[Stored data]
------------------------------------

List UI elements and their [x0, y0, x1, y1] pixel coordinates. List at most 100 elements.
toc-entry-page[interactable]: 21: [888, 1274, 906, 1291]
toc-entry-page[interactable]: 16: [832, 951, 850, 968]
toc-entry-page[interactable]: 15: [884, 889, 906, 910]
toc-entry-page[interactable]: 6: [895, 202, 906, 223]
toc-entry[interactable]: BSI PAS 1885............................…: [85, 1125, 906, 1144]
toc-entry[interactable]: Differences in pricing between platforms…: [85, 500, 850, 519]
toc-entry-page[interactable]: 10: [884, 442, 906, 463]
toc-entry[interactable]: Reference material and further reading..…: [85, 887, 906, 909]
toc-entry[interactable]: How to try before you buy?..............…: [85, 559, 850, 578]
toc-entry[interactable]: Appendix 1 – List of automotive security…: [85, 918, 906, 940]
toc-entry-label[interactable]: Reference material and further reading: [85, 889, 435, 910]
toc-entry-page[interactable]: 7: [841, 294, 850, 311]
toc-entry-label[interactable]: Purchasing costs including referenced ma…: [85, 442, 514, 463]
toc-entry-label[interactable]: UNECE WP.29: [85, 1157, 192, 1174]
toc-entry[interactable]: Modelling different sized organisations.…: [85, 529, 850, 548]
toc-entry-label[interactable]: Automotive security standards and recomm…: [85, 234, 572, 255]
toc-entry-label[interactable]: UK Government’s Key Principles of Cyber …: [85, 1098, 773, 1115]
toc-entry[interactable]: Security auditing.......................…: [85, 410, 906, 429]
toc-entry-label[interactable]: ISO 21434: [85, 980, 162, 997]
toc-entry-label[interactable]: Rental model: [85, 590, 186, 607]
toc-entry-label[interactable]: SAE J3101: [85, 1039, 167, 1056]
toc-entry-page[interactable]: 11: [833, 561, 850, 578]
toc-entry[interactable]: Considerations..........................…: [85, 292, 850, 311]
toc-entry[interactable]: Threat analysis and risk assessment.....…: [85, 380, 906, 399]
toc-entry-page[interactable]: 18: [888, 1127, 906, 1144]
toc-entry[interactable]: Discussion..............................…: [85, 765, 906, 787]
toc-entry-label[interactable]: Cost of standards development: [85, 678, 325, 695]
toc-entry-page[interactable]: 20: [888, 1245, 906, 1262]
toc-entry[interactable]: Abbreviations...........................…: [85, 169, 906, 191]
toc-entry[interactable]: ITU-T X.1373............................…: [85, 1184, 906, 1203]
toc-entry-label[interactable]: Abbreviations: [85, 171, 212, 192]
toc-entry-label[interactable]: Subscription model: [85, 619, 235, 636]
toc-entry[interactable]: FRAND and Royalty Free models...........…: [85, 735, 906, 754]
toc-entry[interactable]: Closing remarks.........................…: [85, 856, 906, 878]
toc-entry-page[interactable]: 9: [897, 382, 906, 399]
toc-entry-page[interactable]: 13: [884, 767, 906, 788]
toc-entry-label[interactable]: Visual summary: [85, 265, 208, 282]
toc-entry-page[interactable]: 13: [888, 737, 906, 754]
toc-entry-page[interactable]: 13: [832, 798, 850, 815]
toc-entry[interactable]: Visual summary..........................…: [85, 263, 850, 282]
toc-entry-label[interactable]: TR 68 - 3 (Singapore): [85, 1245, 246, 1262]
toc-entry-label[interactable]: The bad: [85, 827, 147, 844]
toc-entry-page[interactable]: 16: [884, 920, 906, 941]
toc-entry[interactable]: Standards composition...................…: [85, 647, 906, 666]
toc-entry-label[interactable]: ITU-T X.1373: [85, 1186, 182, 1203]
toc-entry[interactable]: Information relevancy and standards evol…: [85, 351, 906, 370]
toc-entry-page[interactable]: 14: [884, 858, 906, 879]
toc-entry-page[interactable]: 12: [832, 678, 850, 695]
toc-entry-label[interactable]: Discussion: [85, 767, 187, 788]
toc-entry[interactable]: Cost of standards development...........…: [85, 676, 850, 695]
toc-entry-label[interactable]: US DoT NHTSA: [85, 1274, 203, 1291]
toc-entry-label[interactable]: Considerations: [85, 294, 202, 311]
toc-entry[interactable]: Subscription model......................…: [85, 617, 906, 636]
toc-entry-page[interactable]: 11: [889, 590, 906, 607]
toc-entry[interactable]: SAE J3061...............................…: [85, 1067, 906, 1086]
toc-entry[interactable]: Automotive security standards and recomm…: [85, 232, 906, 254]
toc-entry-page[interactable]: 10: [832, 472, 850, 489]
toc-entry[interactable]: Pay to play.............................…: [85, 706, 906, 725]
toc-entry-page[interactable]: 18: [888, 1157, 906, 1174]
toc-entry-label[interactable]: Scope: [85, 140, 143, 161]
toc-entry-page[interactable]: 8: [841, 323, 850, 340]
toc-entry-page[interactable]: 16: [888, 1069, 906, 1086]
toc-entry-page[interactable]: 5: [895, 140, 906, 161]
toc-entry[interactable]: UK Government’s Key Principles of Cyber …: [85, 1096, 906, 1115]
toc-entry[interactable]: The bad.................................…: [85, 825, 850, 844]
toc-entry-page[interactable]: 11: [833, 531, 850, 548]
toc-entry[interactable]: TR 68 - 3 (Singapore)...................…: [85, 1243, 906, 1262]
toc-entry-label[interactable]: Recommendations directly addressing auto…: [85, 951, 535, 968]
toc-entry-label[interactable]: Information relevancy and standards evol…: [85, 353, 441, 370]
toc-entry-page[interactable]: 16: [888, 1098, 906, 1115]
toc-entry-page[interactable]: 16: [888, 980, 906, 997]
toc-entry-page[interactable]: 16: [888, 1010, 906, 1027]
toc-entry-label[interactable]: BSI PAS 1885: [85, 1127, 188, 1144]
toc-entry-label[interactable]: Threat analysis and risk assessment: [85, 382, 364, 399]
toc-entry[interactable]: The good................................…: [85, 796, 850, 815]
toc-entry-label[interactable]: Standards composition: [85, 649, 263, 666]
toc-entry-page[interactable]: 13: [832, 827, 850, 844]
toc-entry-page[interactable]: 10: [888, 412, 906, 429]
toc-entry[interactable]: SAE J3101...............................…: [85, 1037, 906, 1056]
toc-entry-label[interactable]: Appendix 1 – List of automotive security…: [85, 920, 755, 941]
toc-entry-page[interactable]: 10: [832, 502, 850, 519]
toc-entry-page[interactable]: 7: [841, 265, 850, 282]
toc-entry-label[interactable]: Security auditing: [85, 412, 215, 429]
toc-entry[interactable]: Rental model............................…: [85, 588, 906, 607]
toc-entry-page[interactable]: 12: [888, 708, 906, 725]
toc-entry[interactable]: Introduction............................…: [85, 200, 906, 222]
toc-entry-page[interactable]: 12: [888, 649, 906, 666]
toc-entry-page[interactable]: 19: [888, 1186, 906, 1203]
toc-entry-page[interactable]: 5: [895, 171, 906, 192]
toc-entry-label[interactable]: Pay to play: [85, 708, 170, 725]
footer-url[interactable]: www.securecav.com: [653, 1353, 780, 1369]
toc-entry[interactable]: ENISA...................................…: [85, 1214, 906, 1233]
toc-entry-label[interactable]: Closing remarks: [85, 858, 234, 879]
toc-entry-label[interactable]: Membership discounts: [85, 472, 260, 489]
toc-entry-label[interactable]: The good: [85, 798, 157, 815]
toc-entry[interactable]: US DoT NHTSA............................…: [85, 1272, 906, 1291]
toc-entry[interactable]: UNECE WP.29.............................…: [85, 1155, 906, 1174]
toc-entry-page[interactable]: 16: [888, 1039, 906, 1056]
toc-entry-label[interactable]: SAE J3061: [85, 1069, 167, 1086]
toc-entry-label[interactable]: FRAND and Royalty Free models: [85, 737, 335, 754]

------------------------------------

— Exercise goal —
Convert the data above into a JSON list of strings, with one string per line and any blank lines omitted.

— Exercise result —
[
  "List UI elements and their [x0, y0, x1, y1] pixel coordinates. List at most 100 elements.",
  "toc-entry-page[interactable]: 21: [888, 1274, 906, 1291]",
  "toc-entry-page[interactable]: 16: [832, 951, 850, 968]",
  "toc-entry-page[interactable]: 15: [884, 889, 906, 910]",
  "toc-entry-page[interactable]: 6: [895, 202, 906, 223]",
  "toc-entry[interactable]: BSI PAS 1885............................…: [85, 1125, 906, 1144]",
  "toc-entry[interactable]: Differences in pricing between platforms…: [85, 500, 850, 519]",
  "toc-entry-page[interactable]: 10: [884, 442, 906, 463]",
  "toc-entry[interactable]: Reference material and further reading..…: [85, 887, 906, 909]",
  "toc-entry[interactable]: How to try before you buy?..............…: [85, 559, 850, 578]",
  "toc-entry[interactable]: Appendix 1 – List of automotive security…: [85, 918, 906, 940]",
  "toc-entry-label[interactable]: Reference material and further reading: [85, 889, 435, 910]",
  "toc-entry-page[interactable]: 7: [841, 294, 850, 311]",
  "toc-entry-label[interactable]: Purchasing costs including referenced ma…: [85, 442, 514, 463]",
  "toc-entry-label[interactable]: UNECE WP.29: [85, 1157, 192, 1174]",
  "toc-entry[interactable]: Modelling different sized organisations.…: [85, 529, 850, 548]",
  "toc-entry-label[interactable]: Automotive security standards and recomm…: [85, 234, 572, 255]",
  "toc-entry-label[interactable]: UK Government’s Key Principles of Cyber …: [85, 1098, 773, 1115]",
  "toc-entry[interactable]: Security auditing.......................…: [85, 410, 906, 429]",
  "toc-entry-label[interactable]: ISO 21434: [85, 980, 162, 997]",
  "toc-entry-label[interactable]: Rental model: [85, 590, 186, 607]",
  "toc-entry-label[interactable]: SAE J3101: [85, 1039, 167, 1056]",
  "toc-entry-page[interactable]: 11: [833, 561, 850, 578]",
  "toc-entry[interactable]: Considerations..........................…: [85, 292, 850, 311]",
  "toc-entry[interactable]: Threat analysis and risk assessment.....…: [85, 380, 906, 399]",
  "toc-entry-page[interactable]: 18: [888, 1127, 906, 1144]",
  "toc-entry[interactable]: Discussion..............................…: [85, 765, 906, 787]",
  "toc-entry-label[interactable]: Cost of standards development: [85, 678, 325, 695]",
  "toc-entry-page[interactable]: 20: [888, 1245, 906, 1262]",
  "toc-entry[interactable]: Abbreviations...........................…: [85, 169, 906, 191]",
  "toc-entry[interactable]: ITU-T X.1373............................…: [85, 1184, 906, 1203]",
  "toc-entry-label[interactable]: Abbreviations: [85, 171, 212, 192]",
  "toc-entry-label[interactable]: Subscription model: [85, 619, 235, 636]",
  "toc-entry[interactable]: FRAND and Royalty Free models...........…: [85, 735, 906, 754]",
  "toc-entry[interactable]: Closing remarks.........................…: [85, 856, 906, 878]",
  "toc-entry-page[interactable]: 9: [897, 382, 906, 399]",
  "toc-entry-page[interactable]: 13: [884, 767, 906, 788]",
  "toc-entry-label[interactable]: Visual summary: [85, 265, 208, 282]",
  "toc-entry-page[interactable]: 13: [888, 737, 906, 754]",
  "toc-entry-page[interactable]: 13: [832, 798, 850, 815]",
  "toc-entry[interactable]: Visual summary..........................…: [85, 263, 850, 282]",
  "toc-entry-label[interactable]: TR 68 - 3 (Singapore): [85, 1245, 246, 1262]",
  "toc-entry-label[interactable]: The bad: [85, 827, 147, 844]",
  "toc-entry-page[interactable]: 16: [884, 920, 906, 941]",
  "toc-entry[interactable]: Standards composition...................…: [85, 647, 906, 666]",
  "toc-entry-label[interactable]: ITU-T X.1373: [85, 1186, 182, 1203]",
  "toc-entry[interactable]: Information relevancy and standards evol…: [85, 351, 906, 370]",
  "toc-entry-page[interactable]: 14: [884, 858, 906, 879]",
  "toc-entry-page[interactable]: 12: [832, 678, 850, 695]",
  "toc-entry-label[interactable]: Discussion: [85, 767, 187, 788]",
  "toc-entry[interactable]: Cost of standards development...........…: [85, 676, 850, 695]",
  "toc-entry-label[interactable]: US DoT NHTSA: [85, 1274, 203, 1291]",
  "toc-entry-label[interactable]: Considerations: [85, 294, 202, 311]",
  "toc-entry[interactable]: Subscription model......................…: [85, 617, 906, 636]",
  "toc-entry-page[interactable]: 11: [889, 590, 906, 607]",
  "toc-entry[interactable]: SAE J3061...............................…: [85, 1067, 906, 1086]",
  "toc-entry[interactable]: Automotive security standards and recomm…: [85, 232, 906, 254]",
  "toc-entry-page[interactable]: 10: [832, 472, 850, 489]",
  "toc-entry[interactable]: Pay to play.............................…: [85, 706, 906, 725]",
  "toc-entry-page[interactable]: 18: [888, 1157, 906, 1174]",
  "toc-entry-label[interactable]: Scope: [85, 140, 143, 161]",
  "toc-entry-page[interactable]: 8: [841, 323, 850, 340]",
  "toc-entry-page[interactable]: 16: [888, 1069, 906, 1086]",
  "toc-entry-page[interactable]: 5: [895, 140, 906, 161]",
  "toc-entry[interactable]: UK Government’s Key Principles of Cyber …: [85, 1096, 906, 1115]",
  "toc-entry[interactable]: The bad.................................…: [85, 825, 850, 844]",
  "toc-entry-page[interactable]: 11: [833, 531, 850, 548]",
  "toc-entry[interactable]: TR 68 - 3 (Singapore)...................…: [85, 1243, 906, 1262]",
  "toc-entry-label[interactable]: Recommendations directly addressing auto…: [85, 951, 535, 968]",
  "toc-entry-label[interactable]: Information relevancy and standards evol…: [85, 353, 441, 370]",
  "toc-entry-page[interactable]: 16: [888, 1098, 906, 1115]",
  "toc-entry-page[interactable]: 16: [888, 980, 906, 997]",
  "toc-entry-page[interactable]: 16: [888, 1010, 906, 1027]",
  "toc-entry-label[interactable]: BSI PAS 1885: [85, 1127, 188, 1144]",
  "toc-entry-label[interactable]: Threat analysis and risk assessment: [85, 382, 364, 399]",
  "toc-entry[interactable]: The good................................…: [85, 796, 850, 815]",
  "toc-entry-label[interactable]: Standards composition: [85, 649, 263, 666]",
  "toc-entry-page[interactable]: 13: [832, 827, 850, 844]",
  "toc-entry-page[interactable]: 10: [888, 412, 906, 429]",
  "toc-entry[interactable]: SAE J3101...............................…: [85, 1037, 906, 1056]",
  "toc-entry-label[interactable]: Appendix 1 – List of automotive security…: [85, 920, 755, 941]",
  "toc-entry-page[interactable]: 10: [832, 502, 850, 519]",
  "toc-entry-page[interactable]: 7: [841, 265, 850, 282]",
  "toc-entry-label[interactable]: Security auditing: [85, 412, 215, 429]",
  "toc-entry[interactable]: Rental model............................…: [85, 588, 906, 607]",
  "toc-entry-page[interactable]: 12: [888, 708, 906, 725]",
  "toc-entry[interactable]: Introduction............................…: [85, 200, 906, 222]",
  "toc-entry-page[interactable]: 12: [888, 649, 906, 666]",
  "toc-entry-page[interactable]: 19: [888, 1186, 906, 1203]",
  "toc-entry-page[interactable]: 5: [895, 171, 906, 192]",
  "toc-entry-label[interactable]: Pay to play: [85, 708, 170, 725]",
  "footer-url[interactable]: www.securecav.com: [653, 1353, 780, 1369]",
  "toc-entry[interactable]: ENISA...................................…: [85, 1214, 906, 1233]",
  "toc-entry-label[interactable]: Closing remarks: [85, 858, 234, 879]",
  "toc-entry-label[interactable]: Membership discounts: [85, 472, 260, 489]",
  "toc-entry-label[interactable]: The good: [85, 798, 157, 815]",
  "toc-entry[interactable]: US DoT NHTSA............................…: [85, 1272, 906, 1291]",
  "toc-entry[interactable]: UNECE WP.29.............................…: [85, 1155, 906, 1174]",
  "toc-entry-page[interactable]: 16: [888, 1039, 906, 1056]",
  "toc-entry-label[interactable]: SAE J3061: [85, 1069, 167, 1086]",
  "toc-entry-label[interactable]: FRAND and Royalty Free models: [85, 737, 335, 754]"
]